What this task involves: Copy every entry precisely.

:::

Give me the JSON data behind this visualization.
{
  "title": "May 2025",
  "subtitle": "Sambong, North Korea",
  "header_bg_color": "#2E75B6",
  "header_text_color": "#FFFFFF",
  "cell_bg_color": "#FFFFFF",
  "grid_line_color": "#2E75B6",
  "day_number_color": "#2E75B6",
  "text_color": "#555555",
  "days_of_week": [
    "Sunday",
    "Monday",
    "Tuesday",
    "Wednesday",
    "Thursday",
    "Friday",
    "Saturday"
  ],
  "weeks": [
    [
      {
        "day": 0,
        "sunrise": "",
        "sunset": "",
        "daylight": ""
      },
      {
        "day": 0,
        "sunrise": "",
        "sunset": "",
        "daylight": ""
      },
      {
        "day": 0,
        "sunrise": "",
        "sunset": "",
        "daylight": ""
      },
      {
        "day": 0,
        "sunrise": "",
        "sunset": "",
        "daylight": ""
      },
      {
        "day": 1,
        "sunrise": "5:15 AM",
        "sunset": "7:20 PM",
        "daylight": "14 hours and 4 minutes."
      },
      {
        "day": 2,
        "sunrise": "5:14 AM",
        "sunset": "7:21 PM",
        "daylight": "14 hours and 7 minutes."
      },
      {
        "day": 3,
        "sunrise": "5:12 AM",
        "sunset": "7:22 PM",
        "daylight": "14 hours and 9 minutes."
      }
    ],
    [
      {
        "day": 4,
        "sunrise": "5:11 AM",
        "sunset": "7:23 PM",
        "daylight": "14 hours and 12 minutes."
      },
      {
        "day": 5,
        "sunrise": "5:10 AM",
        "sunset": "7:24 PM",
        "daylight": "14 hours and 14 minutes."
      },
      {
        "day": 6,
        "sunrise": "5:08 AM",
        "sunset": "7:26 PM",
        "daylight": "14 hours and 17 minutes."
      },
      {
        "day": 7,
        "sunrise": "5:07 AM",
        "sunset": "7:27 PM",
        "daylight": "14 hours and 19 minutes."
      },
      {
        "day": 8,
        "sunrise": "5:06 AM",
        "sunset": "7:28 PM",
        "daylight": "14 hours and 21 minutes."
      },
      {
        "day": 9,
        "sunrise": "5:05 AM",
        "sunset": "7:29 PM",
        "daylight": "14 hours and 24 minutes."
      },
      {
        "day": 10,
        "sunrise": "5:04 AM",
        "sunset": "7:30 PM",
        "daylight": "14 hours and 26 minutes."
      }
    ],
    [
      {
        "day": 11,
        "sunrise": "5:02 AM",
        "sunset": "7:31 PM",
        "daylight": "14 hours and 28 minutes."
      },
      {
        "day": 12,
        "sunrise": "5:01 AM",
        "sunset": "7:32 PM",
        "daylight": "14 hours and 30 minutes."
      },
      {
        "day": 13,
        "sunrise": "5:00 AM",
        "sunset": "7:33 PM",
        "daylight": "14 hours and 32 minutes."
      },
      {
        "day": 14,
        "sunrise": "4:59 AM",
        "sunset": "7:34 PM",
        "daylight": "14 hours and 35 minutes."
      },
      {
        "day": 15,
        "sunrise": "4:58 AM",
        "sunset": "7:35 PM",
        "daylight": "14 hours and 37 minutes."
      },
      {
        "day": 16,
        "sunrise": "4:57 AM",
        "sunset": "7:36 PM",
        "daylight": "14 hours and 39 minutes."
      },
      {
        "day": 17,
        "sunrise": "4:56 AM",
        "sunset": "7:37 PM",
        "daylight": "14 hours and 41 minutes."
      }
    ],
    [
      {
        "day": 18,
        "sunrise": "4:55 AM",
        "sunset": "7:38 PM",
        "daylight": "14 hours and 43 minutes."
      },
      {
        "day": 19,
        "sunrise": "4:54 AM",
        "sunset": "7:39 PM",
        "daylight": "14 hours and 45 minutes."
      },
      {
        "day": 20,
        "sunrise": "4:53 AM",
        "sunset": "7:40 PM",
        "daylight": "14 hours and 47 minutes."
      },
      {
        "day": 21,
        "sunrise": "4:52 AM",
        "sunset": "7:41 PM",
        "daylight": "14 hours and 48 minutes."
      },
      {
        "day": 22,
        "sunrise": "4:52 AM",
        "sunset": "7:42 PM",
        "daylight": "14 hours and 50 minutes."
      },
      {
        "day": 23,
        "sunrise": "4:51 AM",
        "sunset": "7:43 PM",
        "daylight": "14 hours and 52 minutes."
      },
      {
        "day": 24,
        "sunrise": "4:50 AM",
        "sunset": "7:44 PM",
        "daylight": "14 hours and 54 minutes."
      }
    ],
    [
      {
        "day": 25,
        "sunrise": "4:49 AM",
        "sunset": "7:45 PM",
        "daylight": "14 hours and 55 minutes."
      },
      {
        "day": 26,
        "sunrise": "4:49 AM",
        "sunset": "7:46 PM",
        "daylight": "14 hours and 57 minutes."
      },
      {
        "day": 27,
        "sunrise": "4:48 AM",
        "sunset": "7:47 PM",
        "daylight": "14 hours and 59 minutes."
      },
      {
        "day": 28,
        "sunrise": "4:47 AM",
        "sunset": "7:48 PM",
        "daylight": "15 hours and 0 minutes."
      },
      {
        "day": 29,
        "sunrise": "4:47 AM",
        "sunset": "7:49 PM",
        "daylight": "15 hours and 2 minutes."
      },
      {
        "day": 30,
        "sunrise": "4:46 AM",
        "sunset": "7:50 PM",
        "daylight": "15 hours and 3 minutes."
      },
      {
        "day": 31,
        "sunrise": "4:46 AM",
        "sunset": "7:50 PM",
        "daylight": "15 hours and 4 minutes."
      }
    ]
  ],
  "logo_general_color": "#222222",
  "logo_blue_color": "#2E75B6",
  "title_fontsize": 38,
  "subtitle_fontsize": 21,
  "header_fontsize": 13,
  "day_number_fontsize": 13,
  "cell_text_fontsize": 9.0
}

:::

Written response:
Give me the JSON data behind this visualization.
{
  "title": "May 2025",
  "subtitle": "Sambong, North Korea",
  "header_bg_color": "#2E75B6",
  "header_text_color": "#FFFFFF",
  "cell_bg_color": "#FFFFFF",
  "grid_line_color": "#2E75B6",
  "day_number_color": "#2E75B6",
  "text_color": "#555555",
  "days_of_week": [
    "Sunday",
    "Monday",
    "Tuesday",
    "Wednesday",
    "Thursday",
    "Friday",
    "Saturday"
  ],
  "weeks": [
    [
      {
        "day": 0,
        "sunrise": "",
        "sunset": "",
        "daylight": ""
      },
      {
        "day": 0,
        "sunrise": "",
        "sunset": "",
        "daylight": ""
      },
      {
        "day": 0,
        "sunrise": "",
        "sunset": "",
        "daylight": ""
      },
      {
        "day": 0,
        "sunrise": "",
        "sunset": "",
        "daylight": ""
      },
      {
        "day": 1,
        "sunrise": "5:15 AM",
        "sunset": "7:20 PM",
        "daylight": "14 hours and 4 minutes."
      },
      {
        "day": 2,
        "sunrise": "5:14 AM",
        "sunset": "7:21 PM",
        "daylight": "14 hours and 7 minutes."
      },
      {
        "day": 3,
        "sunrise": "5:12 AM",
        "sunset": "7:22 PM",
        "daylight": "14 hours and 9 minutes."
      }
    ],
    [
      {
        "day": 4,
        "sunrise": "5:11 AM",
        "sunset": "7:23 PM",
        "daylight": "14 hours and 12 minutes."
      },
      {
        "day": 5,
        "sunrise": "5:10 AM",
        "sunset": "7:24 PM",
        "daylight": "14 hours and 14 minutes."
      },
      {
        "day": 6,
        "sunrise": "5:08 AM",
        "sunset": "7:26 PM",
        "daylight": "14 hours and 17 minutes."
      },
      {
        "day": 7,
        "sunrise": "5:07 AM",
        "sunset": "7:27 PM",
        "daylight": "14 hours and 19 minutes."
      },
      {
        "day": 8,
        "sunrise": "5:06 AM",
        "sunset": "7:28 PM",
        "daylight": "14 hours and 21 minutes."
      },
      {
        "day": 9,
        "sunrise": "5:05 AM",
        "sunset": "7:29 PM",
        "daylight": "14 hours and 24 minutes."
      },
      {
        "day": 10,
        "sunrise": "5:04 AM",
        "sunset": "7:30 PM",
        "daylight": "14 hours and 26 minutes."
      }
    ],
    [
      {
        "day": 11,
        "sunrise": "5:02 AM",
        "sunset": "7:31 PM",
        "daylight": "14 hours and 28 minutes."
      },
      {
        "day": 12,
        "sunrise": "5:01 AM",
        "sunset": "7:32 PM",
        "daylight": "14 hours and 30 minutes."
      },
      {
        "day": 13,
        "sunrise": "5:00 AM",
        "sunset": "7:33 PM",
        "daylight": "14 hours and 32 minutes."
      },
      {
        "day": 14,
        "sunrise": "4:59 AM",
        "sunset": "7:34 PM",
        "daylight": "14 hours and 35 minutes."
      },
      {
        "day": 15,
        "sunrise": "4:58 AM",
        "sunset": "7:35 PM",
        "daylight": "14 hours and 37 minutes."
      },
      {
        "day": 16,
        "sunrise": "4:57 AM",
        "sunset": "7:36 PM",
        "daylight": "14 hours and 39 minutes."
      },
      {
        "day": 17,
        "sunrise": "4:56 AM",
        "sunset": "7:37 PM",
        "daylight": "14 hours and 41 minutes."
      }
    ],
    [
      {
        "day": 18,
        "sunrise": "4:55 AM",
        "sunset": "7:38 PM",
        "daylight": "14 hours and 43 minutes."
      },
      {
        "day": 19,
        "sunrise": "4:54 AM",
        "sunset": "7:39 PM",
        "daylight": "14 hours and 45 minutes."
      },
      {
        "day": 20,
        "sunrise": "4:53 AM",
        "sunset": "7:40 PM",
        "daylight": "14 hours and 47 minutes."
      },
      {
        "day": 21,
        "sunrise": "4:52 AM",
        "sunset": "7:41 PM",
        "daylight": "14 hours and 48 minutes."
      },
      {
        "day": 22,
        "sunrise": "4:52 AM",
        "sunset": "7:42 PM",
        "daylight": "14 hours and 50 minutes."
      },
      {
        "day": 23,
        "sunrise": "4:51 AM",
        "sunset": "7:43 PM",
        "daylight": "14 hours and 52 minutes."
      },
      {
        "day": 24,
        "sunrise": "4:50 AM",
        "sunset": "7:44 PM",
        "daylight": "14 hours and 54 minutes."
      }
    ],
    [
      {
        "day": 25,
        "sunrise": "4:49 AM",
        "sunset": "7:45 PM",
        "daylight": "14 hours and 55 minutes."
      },
      {
        "day": 26,
        "sunrise": "4:49 AM",
        "sunset": "7:46 PM",
        "daylight": "14 hours and 57 minutes."
      },
      {
        "day": 27,
        "sunrise": "4:48 AM",
        "sunset": "7:47 PM",
        "daylight": "14 hours and 59 minutes."
      },
      {
        "day": 28,
        "sunrise": "4:47 AM",
        "sunset": "7:48 PM",
        "daylight": "15 hours and 0 minutes."
      },
      {
        "day": 29,
        "sunrise": "4:47 AM",
        "sunset": "7:49 PM",
        "daylight": "15 hours and 2 minutes."
      },
      {
        "day": 30,
        "sunrise": "4:46 AM",
        "sunset": "7:50 PM",
        "daylight": "15 hours and 3 minutes."
      },
      {
        "day": 31,
        "sunrise": "4:46 AM",
        "sunset": "7:50 PM",
        "daylight": "15 hours and 4 minutes."
      }
    ]
  ],
  "logo_general_color": "#222222",
  "logo_blue_color": "#2E75B6",
  "title_fontsize": 38,
  "subtitle_fontsize": 21,
  "header_fontsize": 13,
  "day_number_fontsize": 13,
  "cell_text_fontsize": 9.0
}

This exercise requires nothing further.